** START OF Dataset records **

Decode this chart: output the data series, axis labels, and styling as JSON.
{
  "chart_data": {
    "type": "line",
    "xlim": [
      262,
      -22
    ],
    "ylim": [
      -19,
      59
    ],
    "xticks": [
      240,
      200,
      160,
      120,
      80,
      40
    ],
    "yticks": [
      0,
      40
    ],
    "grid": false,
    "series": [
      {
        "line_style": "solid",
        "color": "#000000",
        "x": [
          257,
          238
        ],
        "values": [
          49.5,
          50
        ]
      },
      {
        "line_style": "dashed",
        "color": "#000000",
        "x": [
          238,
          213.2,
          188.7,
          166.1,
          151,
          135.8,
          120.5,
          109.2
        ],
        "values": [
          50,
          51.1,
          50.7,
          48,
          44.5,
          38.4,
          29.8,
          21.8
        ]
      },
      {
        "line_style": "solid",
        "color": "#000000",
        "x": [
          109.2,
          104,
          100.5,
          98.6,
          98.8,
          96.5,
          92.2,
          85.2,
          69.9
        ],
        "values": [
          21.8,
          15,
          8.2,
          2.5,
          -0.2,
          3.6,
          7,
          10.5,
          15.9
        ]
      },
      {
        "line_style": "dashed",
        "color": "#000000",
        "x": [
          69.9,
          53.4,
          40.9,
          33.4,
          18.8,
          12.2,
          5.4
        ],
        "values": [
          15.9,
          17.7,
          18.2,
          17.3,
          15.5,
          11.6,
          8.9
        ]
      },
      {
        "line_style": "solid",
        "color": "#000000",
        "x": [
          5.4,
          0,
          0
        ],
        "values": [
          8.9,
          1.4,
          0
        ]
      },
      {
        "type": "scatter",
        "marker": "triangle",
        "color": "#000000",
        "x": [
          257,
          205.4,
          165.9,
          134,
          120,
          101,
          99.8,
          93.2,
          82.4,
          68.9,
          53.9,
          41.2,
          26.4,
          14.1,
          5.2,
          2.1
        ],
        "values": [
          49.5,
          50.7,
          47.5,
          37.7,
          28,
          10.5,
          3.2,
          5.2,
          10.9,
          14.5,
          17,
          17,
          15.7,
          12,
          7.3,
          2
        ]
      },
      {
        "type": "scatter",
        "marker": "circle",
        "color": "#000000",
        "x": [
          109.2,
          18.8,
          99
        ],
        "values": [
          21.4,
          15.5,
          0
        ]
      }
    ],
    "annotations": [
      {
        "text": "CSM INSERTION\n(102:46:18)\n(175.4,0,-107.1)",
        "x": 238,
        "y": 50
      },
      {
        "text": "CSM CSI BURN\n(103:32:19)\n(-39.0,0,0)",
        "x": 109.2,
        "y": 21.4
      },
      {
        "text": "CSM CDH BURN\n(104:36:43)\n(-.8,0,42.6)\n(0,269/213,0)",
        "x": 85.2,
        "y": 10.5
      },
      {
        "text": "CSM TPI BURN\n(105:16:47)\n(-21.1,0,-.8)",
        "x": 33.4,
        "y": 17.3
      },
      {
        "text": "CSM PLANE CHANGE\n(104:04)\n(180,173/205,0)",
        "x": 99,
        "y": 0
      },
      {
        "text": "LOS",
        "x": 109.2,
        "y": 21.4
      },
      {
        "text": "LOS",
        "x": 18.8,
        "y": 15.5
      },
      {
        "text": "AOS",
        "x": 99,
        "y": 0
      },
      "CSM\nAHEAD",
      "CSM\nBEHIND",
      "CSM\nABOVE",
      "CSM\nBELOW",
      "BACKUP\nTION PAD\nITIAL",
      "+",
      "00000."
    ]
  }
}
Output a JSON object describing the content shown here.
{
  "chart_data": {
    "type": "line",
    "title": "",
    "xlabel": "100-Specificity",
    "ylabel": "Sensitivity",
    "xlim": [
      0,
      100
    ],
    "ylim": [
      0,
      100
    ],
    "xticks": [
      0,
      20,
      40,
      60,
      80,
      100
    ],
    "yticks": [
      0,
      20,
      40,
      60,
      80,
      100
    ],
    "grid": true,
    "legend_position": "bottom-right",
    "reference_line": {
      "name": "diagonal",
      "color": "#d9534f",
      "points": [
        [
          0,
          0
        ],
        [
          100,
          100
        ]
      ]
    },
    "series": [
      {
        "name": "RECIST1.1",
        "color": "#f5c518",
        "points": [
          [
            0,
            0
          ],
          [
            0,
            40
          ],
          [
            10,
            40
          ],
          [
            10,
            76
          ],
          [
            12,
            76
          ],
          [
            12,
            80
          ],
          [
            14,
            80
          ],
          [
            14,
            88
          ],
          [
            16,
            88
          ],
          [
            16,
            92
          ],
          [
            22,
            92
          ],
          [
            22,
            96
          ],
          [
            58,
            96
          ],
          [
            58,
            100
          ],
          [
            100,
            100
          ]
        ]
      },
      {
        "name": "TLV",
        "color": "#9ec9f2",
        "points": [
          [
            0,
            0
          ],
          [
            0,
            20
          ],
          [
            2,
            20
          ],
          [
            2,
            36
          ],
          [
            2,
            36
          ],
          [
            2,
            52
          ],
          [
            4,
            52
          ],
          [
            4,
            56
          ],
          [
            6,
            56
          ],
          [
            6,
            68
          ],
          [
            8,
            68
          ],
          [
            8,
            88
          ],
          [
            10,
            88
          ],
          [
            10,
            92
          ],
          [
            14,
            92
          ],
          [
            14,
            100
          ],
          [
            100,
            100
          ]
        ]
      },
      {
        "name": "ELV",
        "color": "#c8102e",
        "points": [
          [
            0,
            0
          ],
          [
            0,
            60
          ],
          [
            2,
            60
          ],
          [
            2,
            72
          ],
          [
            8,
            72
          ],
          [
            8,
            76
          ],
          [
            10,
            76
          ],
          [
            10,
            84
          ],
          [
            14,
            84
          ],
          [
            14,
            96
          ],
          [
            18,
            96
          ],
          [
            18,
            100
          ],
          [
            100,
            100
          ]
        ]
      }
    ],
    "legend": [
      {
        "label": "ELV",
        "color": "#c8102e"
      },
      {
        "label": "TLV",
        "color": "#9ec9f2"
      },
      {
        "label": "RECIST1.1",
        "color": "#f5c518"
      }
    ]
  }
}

** END OF Dataset records **

Task objective ::
Without changing a word, restate the whole listing.

Response to this task ::
Decode this chart: output the data series, axis labels, and styling as JSON.
{
  "chart_data": {
    "type": "line",
    "xlim": [
      262,
      -22
    ],
    "ylim": [
      -19,
      59
    ],
    "xticks": [
      240,
      200,
      160,
      120,
      80,
      40
    ],
    "yticks": [
      0,
      40
    ],
    "grid": false,
    "series": [
      {
        "line_style": "solid",
        "color": "#000000",
        "x": [
          257,
          238
        ],
        "values": [
          49.5,
          50
        ]
      },
      {
        "line_style": "dashed",
        "color": "#000000",
        "x": [
          238,
          213.2,
          188.7,
          166.1,
          151,
          135.8,
          120.5,
          109.2
        ],
        "values": [
          50,
          51.1,
          50.7,
          48,
          44.5,
          38.4,
          29.8,
          21.8
        ]
      },
      {
        "line_style": "solid",
        "color": "#000000",
        "x": [
          109.2,
          104,
          100.5,
          98.6,
          98.8,
          96.5,
          92.2,
          85.2,
          69.9
        ],
        "values": [
          21.8,
          15,
          8.2,
          2.5,
          -0.2,
          3.6,
          7,
          10.5,
          15.9
        ]
      },
      {
        "line_style": "dashed",
        "color": "#000000",
        "x": [
          69.9,
          53.4,
          40.9,
          33.4,
          18.8,
          12.2,
          5.4
        ],
        "values": [
          15.9,
          17.7,
          18.2,
          17.3,
          15.5,
          11.6,
          8.9
        ]
      },
      {
        "line_style": "solid",
        "color": "#000000",
        "x": [
          5.4,
          0,
          0
        ],
        "values": [
          8.9,
          1.4,
          0
        ]
      },
      {
        "type": "scatter",
        "marker": "triangle",
        "color": "#000000",
        "x": [
          257,
          205.4,
          165.9,
          134,
          120,
          101,
          99.8,
          93.2,
          82.4,
          68.9,
          53.9,
          41.2,
          26.4,
          14.1,
          5.2,
          2.1
        ],
        "values": [
          49.5,
          50.7,
          47.5,
          37.7,
          28,
          10.5,
          3.2,
          5.2,
          10.9,
          14.5,
          17,
          17,
          15.7,
          12,
          7.3,
          2
        ]
      },
      {
        "type": "scatter",
        "marker": "circle",
        "color": "#000000",
        "x": [
          109.2,
          18.8,
          99
        ],
        "values": [
          21.4,
          15.5,
          0
        ]
      }
    ],
    "annotations": [
      {
        "text": "CSM INSERTION\n(102:46:18)\n(175.4,0,-107.1)",
        "x": 238,
        "y": 50
      },
      {
        "text": "CSM CSI BURN\n(103:32:19)\n(-39.0,0,0)",
        "x": 109.2,
        "y": 21.4
      },
      {
        "text": "CSM CDH BURN\n(104:36:43)\n(-.8,0,42.6)\n(0,269/213,0)",
        "x": 85.2,
        "y": 10.5
      },
      {
        "text": "CSM TPI BURN\n(105:16:47)\n(-21.1,0,-.8)",
        "x": 33.4,
        "y": 17.3
      },
      {
        "text": "CSM PLANE CHANGE\n(104:04)\n(180,173/205,0)",
        "x": 99,
        "y": 0
      },
      {
        "text": "LOS",
        "x": 109.2,
        "y": 21.4
      },
      {
        "text": "LOS",
        "x": 18.8,
        "y": 15.5
      },
      {
        "text": "AOS",
        "x": 99,
        "y": 0
      },
      "CSM\nAHEAD",
      "CSM\nBEHIND",
      "CSM\nABOVE",
      "CSM\nBELOW",
      "BACKUP\nTION PAD\nITIAL",
      "+",
      "00000."
    ]
  }
}
Output a JSON object describing the content shown here.
{
  "chart_data": {
    "type": "line",
    "title": "",
    "xlabel": "100-Specificity",
    "ylabel": "Sensitivity",
    "xlim": [
      0,
      100
    ],
    "ylim": [
      0,
      100
    ],
    "xticks": [
      0,
      20,
      40,
      60,
      80,
      100
    ],
    "yticks": [
      0,
      20,
      40,
      60,
      80,
      100
    ],
    "grid": true,
    "legend_position": "bottom-right",
    "reference_line": {
      "name": "diagonal",
      "color": "#d9534f",
      "points": [
        [
          0,
          0
        ],
        [
          100,
          100
        ]
      ]
    },
    "series": [
      {
        "name": "RECIST1.1",
        "color": "#f5c518",
        "points": [
          [
            0,
            0
          ],
          [
            0,
            40
          ],
          [
            10,
            40
          ],
          [
            10,
            76
          ],
          [
            12,
            76
          ],
          [
            12,
            80
          ],
          [
            14,
            80
          ],
          [
            14,
            88
          ],
          [
            16,
            88
          ],
          [
            16,
            92
          ],
          [
            22,
            92
          ],
          [
            22,
            96
          ],
          [
            58,
            96
          ],
          [
            58,
            100
          ],
          [
            100,
            100
          ]
        ]
      },
      {
        "name": "TLV",
        "color": "#9ec9f2",
        "points": [
          [
            0,
            0
          ],
          [
            0,
            20
          ],
          [
            2,
            20
          ],
          [
            2,
            36
          ],
          [
            2,
            36
          ],
          [
            2,
            52
          ],
          [
            4,
            52
          ],
          [
            4,
            56
          ],
          [
            6,
            56
          ],
          [
            6,
            68
          ],
          [
            8,
            68
          ],
          [
            8,
            88
          ],
          [
            10,
            88
          ],
          [
            10,
            92
          ],
          [
            14,
            92
          ],
          [
            14,
            100
          ],
          [
            100,
            100
          ]
        ]
      },
      {
        "name": "ELV",
        "color": "#c8102e",
        "points": [
          [
            0,
            0
          ],
          [
            0,
            60
          ],
          [
            2,
            60
          ],
          [
            2,
            72
          ],
          [
            8,
            72
          ],
          [
            8,
            76
          ],
          [
            10,
            76
          ],
          [
            10,
            84
          ],
          [
            14,
            84
          ],
          [
            14,
            96
          ],
          [
            18,
            96
          ],
          [
            18,
            100
          ],
          [
            100,
            100
          ]
        ]
      }
    ],
    "legend": [
      {
        "label": "ELV",
        "color": "#c8102e"
      },
      {
        "label": "TLV",
        "color": "#9ec9f2"
      },
      {
        "label": "RECIST1.1",
        "color": "#f5c518"
      }
    ]
  }
}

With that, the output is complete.